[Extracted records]
────────────────────────────────────────

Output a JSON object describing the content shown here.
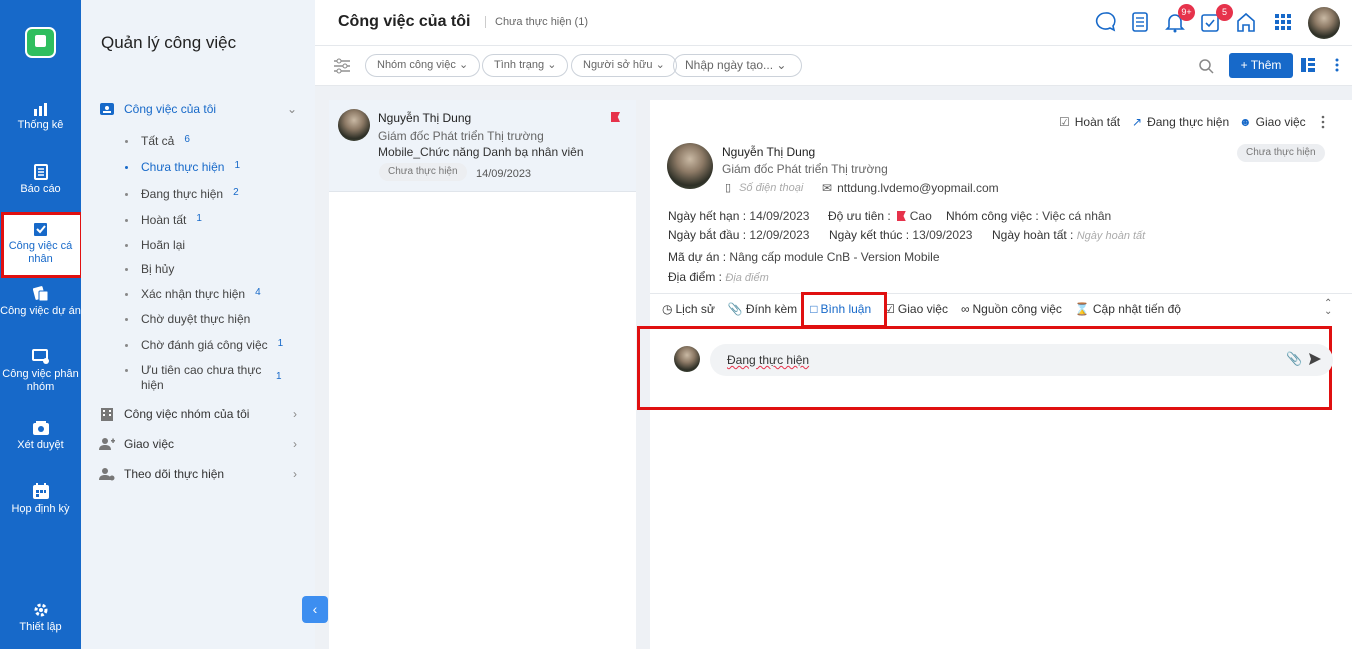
{
  "rail": {
    "items": [
      {
        "label": "Thống kê",
        "icon": "bar-chart-icon"
      },
      {
        "label": "Báo cáo",
        "icon": "report-icon"
      },
      {
        "label": "Công việc cá nhân",
        "icon": "personal-task-icon"
      },
      {
        "label": "Công việc dự án",
        "icon": "project-task-icon"
      },
      {
        "label": "Công việc phân nhóm",
        "icon": "group-task-icon"
      },
      {
        "label": "Xét duyệt",
        "icon": "approval-icon"
      },
      {
        "label": "Họp định kỳ",
        "icon": "calendar-icon"
      }
    ],
    "settings": "Thiết lập"
  },
  "sidebar": {
    "title": "Quản lý công việc",
    "my_tasks": "Công việc của tôi",
    "subs": [
      {
        "label": "Tất cả",
        "count": "6"
      },
      {
        "label": "Chưa thực hiện",
        "count": "1"
      },
      {
        "label": "Đang thực hiện",
        "count": "2"
      },
      {
        "label": "Hoàn tất",
        "count": "1"
      },
      {
        "label": "Hoãn lại",
        "count": ""
      },
      {
        "label": "Bị hủy",
        "count": ""
      },
      {
        "label": "Xác nhận thực hiện",
        "count": "4"
      },
      {
        "label": "Chờ duyệt thực hiện",
        "count": ""
      },
      {
        "label": "Chờ đánh giá công việc",
        "count": "1"
      },
      {
        "label": "Ưu tiên cao chưa thực hiện",
        "count": "1"
      }
    ],
    "groups": [
      "Công việc nhóm của tôi",
      "Giao việc",
      "Theo dõi thực hiện"
    ]
  },
  "header": {
    "title": "Công việc của tôi",
    "crumb": "Chưa thực hiện (1)",
    "notif_badge": "9+",
    "task_badge": "5"
  },
  "filters": {
    "group": "Nhóm công việc",
    "status": "Tình trạng",
    "owner": "Người sở hữu",
    "date": "Nhập ngày tạo...",
    "add": "+ Thêm"
  },
  "card": {
    "name": "Nguyễn Thị Dung",
    "role": "Giám đốc Phát triển Thị trường",
    "task": "Mobile_Chức năng Danh bạ nhân viên",
    "status": "Chưa thực hiện",
    "date": "14/09/2023"
  },
  "detail": {
    "actions": {
      "done": "Hoàn tất",
      "doing": "Đang thực hiện",
      "assign": "Giao việc"
    },
    "name": "Nguyễn Thị Dung",
    "role": "Giám đốc Phát triển Thị trường",
    "status": "Chưa thực hiện",
    "phone_ph": "Số điện thoại",
    "email": "nttdung.lvdemo@yopmail.com",
    "due_label": "Ngày hết hạn :",
    "due": "14/09/2023",
    "prio_label": "Độ ưu tiên :",
    "prio": "Cao",
    "group_label": "Nhóm công việc :",
    "group": "Việc cá nhân",
    "start_label": "Ngày bắt đầu :",
    "start": "12/09/2023",
    "end_label": "Ngày kết thúc :",
    "end": "13/09/2023",
    "done_label": "Ngày hoàn tất :",
    "done_ph": "Ngày hoàn tất",
    "proj_label": "Mã dự án :",
    "proj": "Nâng cấp module CnB - Version Mobile",
    "loc_label": "Địa điểm :",
    "loc_ph": "Địa điểm",
    "tabs": [
      "Lịch sử",
      "Đính kèm",
      "Bình luận",
      "Giao việc",
      "Nguồn công việc",
      "Cập nhật tiến độ"
    ],
    "comment": "Đang thực hiện"
  },
  "colors": {
    "primary": "#1769c9",
    "highlight": "#e01010",
    "badge": "#e6324b"
  }
}
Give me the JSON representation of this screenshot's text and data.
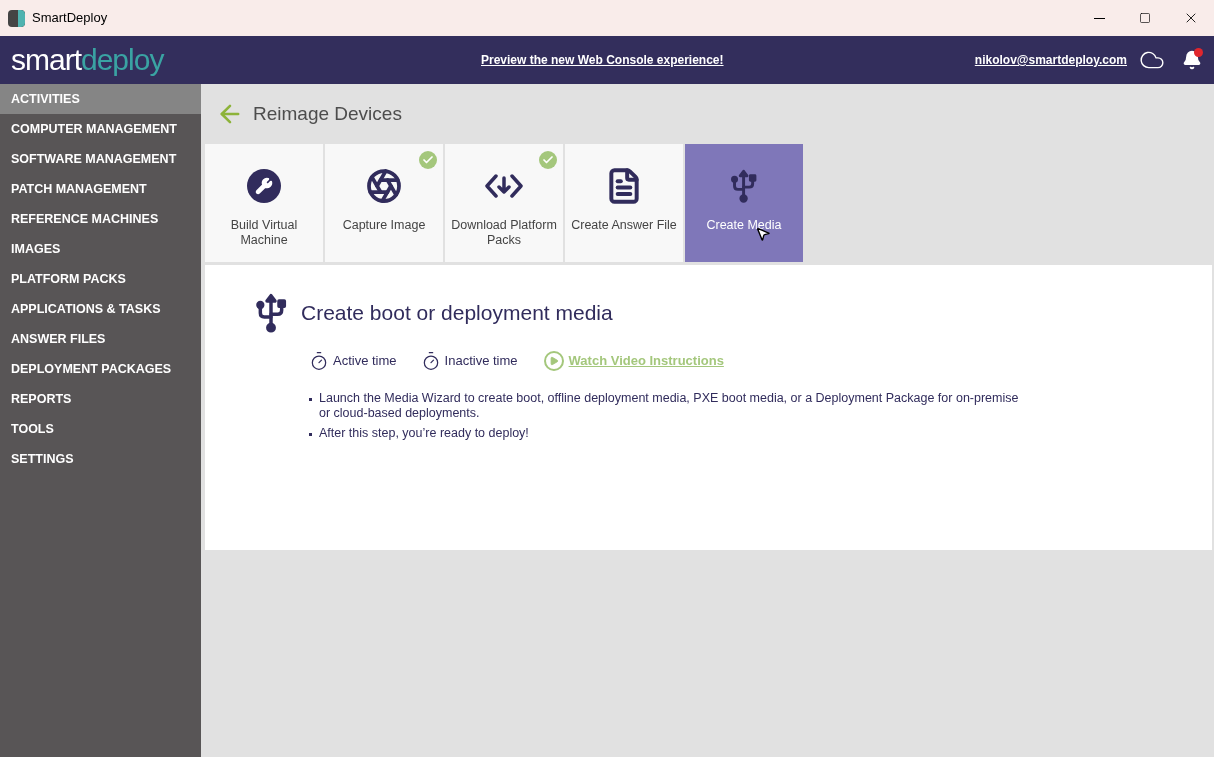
{
  "window": {
    "title": "SmartDeploy"
  },
  "header": {
    "logo": [
      "smart",
      "deploy"
    ],
    "banner_link": "Preview the new Web Console experience!",
    "user_email": "nikolov@smartdeploy.com",
    "notification_unread": true
  },
  "sidebar": {
    "items": [
      {
        "label": "ACTIVITIES",
        "selected": true
      },
      {
        "label": "COMPUTER MANAGEMENT",
        "selected": false
      },
      {
        "label": "SOFTWARE MANAGEMENT",
        "selected": false
      },
      {
        "label": "PATCH MANAGEMENT",
        "selected": false
      },
      {
        "label": "REFERENCE MACHINES",
        "selected": false
      },
      {
        "label": "IMAGES",
        "selected": false
      },
      {
        "label": "PLATFORM PACKS",
        "selected": false
      },
      {
        "label": "APPLICATIONS & TASKS",
        "selected": false
      },
      {
        "label": "ANSWER FILES",
        "selected": false
      },
      {
        "label": "DEPLOYMENT PACKAGES",
        "selected": false
      },
      {
        "label": "REPORTS",
        "selected": false
      },
      {
        "label": "TOOLS",
        "selected": false
      },
      {
        "label": "SETTINGS",
        "selected": false
      }
    ]
  },
  "page": {
    "title": "Reimage Devices"
  },
  "steps": [
    {
      "kind": "wrench",
      "label": "Build Virtual Machine",
      "done": false,
      "selected": false
    },
    {
      "kind": "aperture",
      "label": "Capture Image",
      "done": true,
      "selected": false
    },
    {
      "kind": "download",
      "label": "Download Platform Packs",
      "done": true,
      "selected": false
    },
    {
      "kind": "file",
      "label": "Create Answer File",
      "done": false,
      "selected": false
    },
    {
      "kind": "usb",
      "label": "Create Media",
      "done": false,
      "selected": true
    }
  ],
  "detail": {
    "title": "Create boot or deployment media",
    "active_time": "Active time",
    "inactive_time": "Inactive time",
    "video_link": "Watch Video Instructions",
    "bullets": [
      "Launch the Media Wizard to create boot, offline deployment media, PXE boot media, or a Deployment Package for on-premise or cloud-based deployments.",
      "After this step, you’re ready to deploy!"
    ]
  }
}
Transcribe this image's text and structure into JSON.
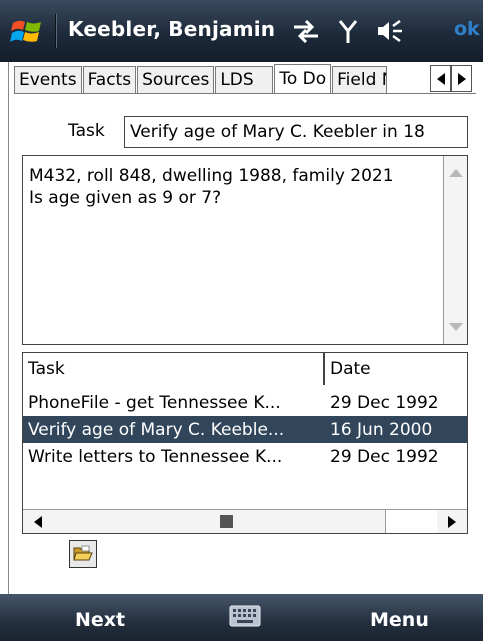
{
  "titlebar": {
    "title": "Keebler, Benjamin Frai",
    "ok_label": "ok",
    "icons": [
      "windows-start-icon",
      "connectivity-icon",
      "signal-antenna-icon",
      "speaker-icon"
    ]
  },
  "tabs": {
    "items": [
      "Events",
      "Facts",
      "Sources",
      "LDS",
      "To Do",
      "Field N"
    ],
    "active": "To Do",
    "scroll_left_icon": "arrow-left-icon",
    "scroll_right_icon": "arrow-right-icon"
  },
  "task_field": {
    "label": "Task",
    "value": "Verify age of Mary C. Keebler in 18"
  },
  "notes": {
    "lines": [
      "M432, roll 848, dwelling 1988, family 2021",
      "Is age given as 9 or 7?"
    ]
  },
  "task_list": {
    "columns": [
      "Task",
      "Date"
    ],
    "rows": [
      {
        "task": "PhoneFile - get Tennessee K...",
        "date": "29 Dec 1992",
        "selected": false
      },
      {
        "task": "Verify age of Mary C. Keeble...",
        "date": "16 Jun 2000",
        "selected": true
      },
      {
        "task": "Write letters to Tennessee K...",
        "date": "29 Dec 1992",
        "selected": false
      }
    ]
  },
  "folder_button": {
    "icon": "open-folder-icon"
  },
  "softkeys": {
    "left": "Next",
    "right": "Menu",
    "center_icon": "keyboard-icon"
  },
  "colors": {
    "titlebar": "#1d2a3a",
    "selection": "#32465b",
    "ok_accent": "#2f7fc9"
  }
}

────────────────────────────────────────

| Written instruction |
Search the entries for the word "boot", then list each line that holds it.

| Task solution |
    "title": "Create boot or deployment media",
      "Launch the Media Wizard to create boot, offline deployment media, PXE boot media, or a Deployment Package for on-premise or cloud-based deployments.",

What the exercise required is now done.